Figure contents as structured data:
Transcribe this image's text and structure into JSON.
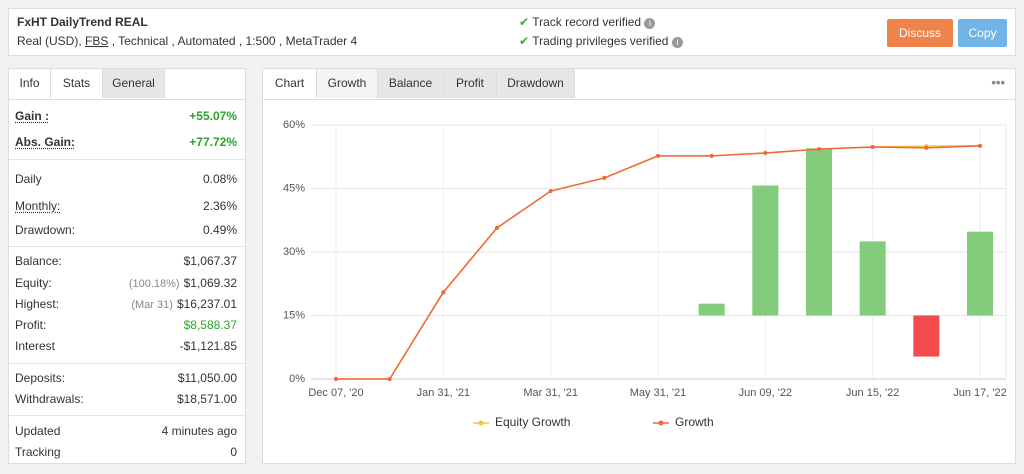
{
  "header": {
    "title": "FxHT DailyTrend REAL",
    "subtitle": [
      "Real (USD), ",
      "FBS",
      " , Technical , Automated , 1:500 , MetaTrader 4"
    ]
  },
  "verification": [
    "Track record verified",
    "Trading privileges verified"
  ],
  "buttons": [
    "Discuss",
    "Copy"
  ],
  "stats": {
    "tabs": [
      "Info",
      "Stats",
      "General"
    ],
    "groups": [
      [
        {
          "label": "Gain :",
          "value": "+55.07%"
        },
        {
          "label": "Abs. Gain:",
          "value": "+77.72%"
        }
      ],
      [
        {
          "label": "Daily",
          "value": "0.08%"
        },
        {
          "label": "Monthly:",
          "value": "2.36%"
        },
        {
          "label": "Drawdown:",
          "value": "0.49%"
        }
      ],
      [
        {
          "label": "Balance:",
          "value": "$1,067.37"
        },
        {
          "label": "Equity:",
          "note": "(100.18%)",
          "value": "$1,069.32"
        },
        {
          "label": "Highest:",
          "note": "(Mar 31)",
          "value": "$16,237.01"
        },
        {
          "label": "Profit:",
          "value": "$8,588.37"
        },
        {
          "label": "Interest",
          "value": "-$1,121.85"
        }
      ],
      [
        {
          "label": "Deposits:",
          "value": "$11,050.00"
        },
        {
          "label": "Withdrawals:",
          "value": "$18,571.00"
        }
      ],
      [
        {
          "label": "Updated",
          "value": "4 minutes ago"
        },
        {
          "label": "Tracking",
          "value": "0"
        }
      ]
    ]
  },
  "chart_tabs": [
    "Chart",
    "Growth",
    "Balance",
    "Profit",
    "Drawdown"
  ],
  "chart_data": {
    "type": "line",
    "categories": [
      "Dec 07, '20",
      null,
      "Jan 31, '21",
      null,
      "Mar 31, '21",
      null,
      "May 31, '21",
      null,
      "Jun 09, '22",
      null,
      "Jun 15, '22",
      null,
      "Jun 17, '22"
    ],
    "series": [
      {
        "name": "Equity Growth",
        "color": "#f5c242",
        "values": [
          0,
          0,
          20.5,
          35.7,
          44.4,
          47.5,
          52.7,
          52.7,
          53.4,
          54.3,
          54.8,
          55.0,
          55.1
        ]
      },
      {
        "name": "Growth",
        "color": "#f0683a",
        "values": [
          0,
          0,
          20.5,
          35.7,
          44.4,
          47.5,
          52.7,
          52.7,
          53.4,
          54.3,
          54.8,
          54.6,
          55.07
        ]
      },
      {
        "type": "bar",
        "axis": "y2",
        "color": "#82cc7c",
        "negative_color": "#f24b4b",
        "values": [
          null,
          null,
          null,
          null,
          null,
          null,
          null,
          2.8,
          30.7,
          39.5,
          17.5,
          -9.7,
          19.8
        ]
      }
    ],
    "ylim": [
      0,
      60
    ],
    "yticks": [
      {
        "value": 0,
        "label": "0%"
      },
      {
        "value": 15,
        "label": "15%"
      },
      {
        "value": 30,
        "label": "30%"
      },
      {
        "value": 45,
        "label": "45%"
      },
      {
        "value": 60,
        "label": "60%"
      }
    ],
    "y2lim": [
      -15,
      45
    ],
    "grid": true,
    "legend": "bottom"
  }
}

▸ GIVEN INSTRUCTION
Keep the pictures out and write out the records exactly.

▸ REPLY
Transcribe this image's text and structure into JSON.
{
  "header": {
    "title": "FxHT DailyTrend REAL",
    "subtitle": [
      "Real (USD), ",
      "FBS",
      " , Technical , Automated , 1:500 , MetaTrader 4"
    ]
  },
  "verification": [
    "Track record verified",
    "Trading privileges verified"
  ],
  "buttons": [
    "Discuss",
    "Copy"
  ],
  "stats": {
    "tabs": [
      "Info",
      "Stats",
      "General"
    ],
    "groups": [
      [
        {
          "label": "Gain :",
          "value": "+55.07%"
        },
        {
          "label": "Abs. Gain:",
          "value": "+77.72%"
        }
      ],
      [
        {
          "label": "Daily",
          "value": "0.08%"
        },
        {
          "label": "Monthly:",
          "value": "2.36%"
        },
        {
          "label": "Drawdown:",
          "value": "0.49%"
        }
      ],
      [
        {
          "label": "Balance:",
          "value": "$1,067.37"
        },
        {
          "label": "Equity:",
          "note": "(100.18%)",
          "value": "$1,069.32"
        },
        {
          "label": "Highest:",
          "note": "(Mar 31)",
          "value": "$16,237.01"
        },
        {
          "label": "Profit:",
          "value": "$8,588.37"
        },
        {
          "label": "Interest",
          "value": "-$1,121.85"
        }
      ],
      [
        {
          "label": "Deposits:",
          "value": "$11,050.00"
        },
        {
          "label": "Withdrawals:",
          "value": "$18,571.00"
        }
      ],
      [
        {
          "label": "Updated",
          "value": "4 minutes ago"
        },
        {
          "label": "Tracking",
          "value": "0"
        }
      ]
    ]
  },
  "chart_tabs": [
    "Chart",
    "Growth",
    "Balance",
    "Profit",
    "Drawdown"
  ],
  "chart_data": {
    "type": "line",
    "categories": [
      "Dec 07, '20",
      null,
      "Jan 31, '21",
      null,
      "Mar 31, '21",
      null,
      "May 31, '21",
      null,
      "Jun 09, '22",
      null,
      "Jun 15, '22",
      null,
      "Jun 17, '22"
    ],
    "series": [
      {
        "name": "Equity Growth",
        "color": "#f5c242",
        "values": [
          0,
          0,
          20.5,
          35.7,
          44.4,
          47.5,
          52.7,
          52.7,
          53.4,
          54.3,
          54.8,
          55.0,
          55.1
        ]
      },
      {
        "name": "Growth",
        "color": "#f0683a",
        "values": [
          0,
          0,
          20.5,
          35.7,
          44.4,
          47.5,
          52.7,
          52.7,
          53.4,
          54.3,
          54.8,
          54.6,
          55.07
        ]
      },
      {
        "type": "bar",
        "axis": "y2",
        "color": "#82cc7c",
        "negative_color": "#f24b4b",
        "values": [
          null,
          null,
          null,
          null,
          null,
          null,
          null,
          2.8,
          30.7,
          39.5,
          17.5,
          -9.7,
          19.8
        ]
      }
    ],
    "ylim": [
      0,
      60
    ],
    "yticks": [
      {
        "value": 0,
        "label": "0%"
      },
      {
        "value": 15,
        "label": "15%"
      },
      {
        "value": 30,
        "label": "30%"
      },
      {
        "value": 45,
        "label": "45%"
      },
      {
        "value": 60,
        "label": "60%"
      }
    ],
    "y2lim": [
      -15,
      45
    ],
    "grid": true,
    "legend": "bottom"
  }
}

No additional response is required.